Written problem: Each record that follows should be repeated exactly, minus any images.

####################

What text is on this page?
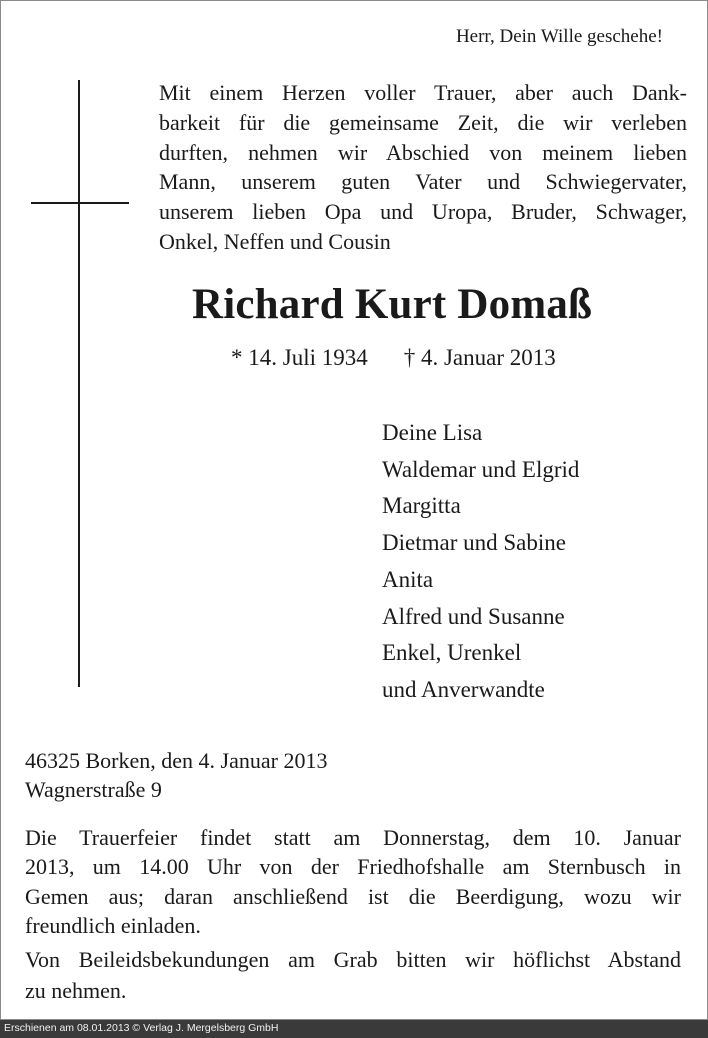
Herr, Dein Wille geschehe!
Mit einem Herzen voller Trauer, aber auch Dank-
barkeit für die gemeinsame Zeit, die wir verleben
durften, nehmen wir Abschied von meinem lieben
Mann, unserem guten Vater und Schwiegervater,
unserem lieben Opa und Uropa, Bruder, Schwager,
Onkel, Neffen und Cousin
Richard Kurt Domaß
* 14. Juli 1934 † 4. Januar 2013
Deine Lisa
Waldemar und Elgrid
Margitta
Dietmar und Sabine
Anita
Alfred und Susanne
Enkel, Urenkel
und Anverwandte
46325 Borken, den 4. Januar 2013
Wagnerstraße 9
Die Trauerfeier findet statt am Donnerstag, dem 10. Januar
2013, um 14.00 Uhr von der Friedhofshalle am Sternbusch in
Gemen aus; daran anschließend ist die Beerdigung, wozu wir
freundlich einladen.
Von Beileidsbekundungen am Grab bitten wir höflichst Abstand
zu nehmen.
Erschienen am 08.01.2013 © Verlag J. Mergelsberg GmbH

####################

Result of the exercise:
What text is on this page?
Herr, Dein Wille geschehe!
Mit einem Herzen voller Trauer, aber auch Dank-
barkeit für die gemeinsame Zeit, die wir verleben
durften, nehmen wir Abschied von meinem lieben
Mann, unserem guten Vater und Schwiegervater,
unserem lieben Opa und Uropa, Bruder, Schwager,
Onkel, Neffen und Cousin
Richard Kurt Domaß
* 14. Juli 1934 † 4. Januar 2013
Deine Lisa
Waldemar und Elgrid
Margitta
Dietmar und Sabine
Anita
Alfred und Susanne
Enkel, Urenkel
und Anverwandte
46325 Borken, den 4. Januar 2013
Wagnerstraße 9
Die Trauerfeier findet statt am Donnerstag, dem 10. Januar
2013, um 14.00 Uhr von der Friedhofshalle am Sternbusch in
Gemen aus; daran anschließend ist die Beerdigung, wozu wir
freundlich einladen.
Von Beileidsbekundungen am Grab bitten wir höflichst Abstand
zu nehmen.
Erschienen am 08.01.2013 © Verlag J. Mergelsberg GmbH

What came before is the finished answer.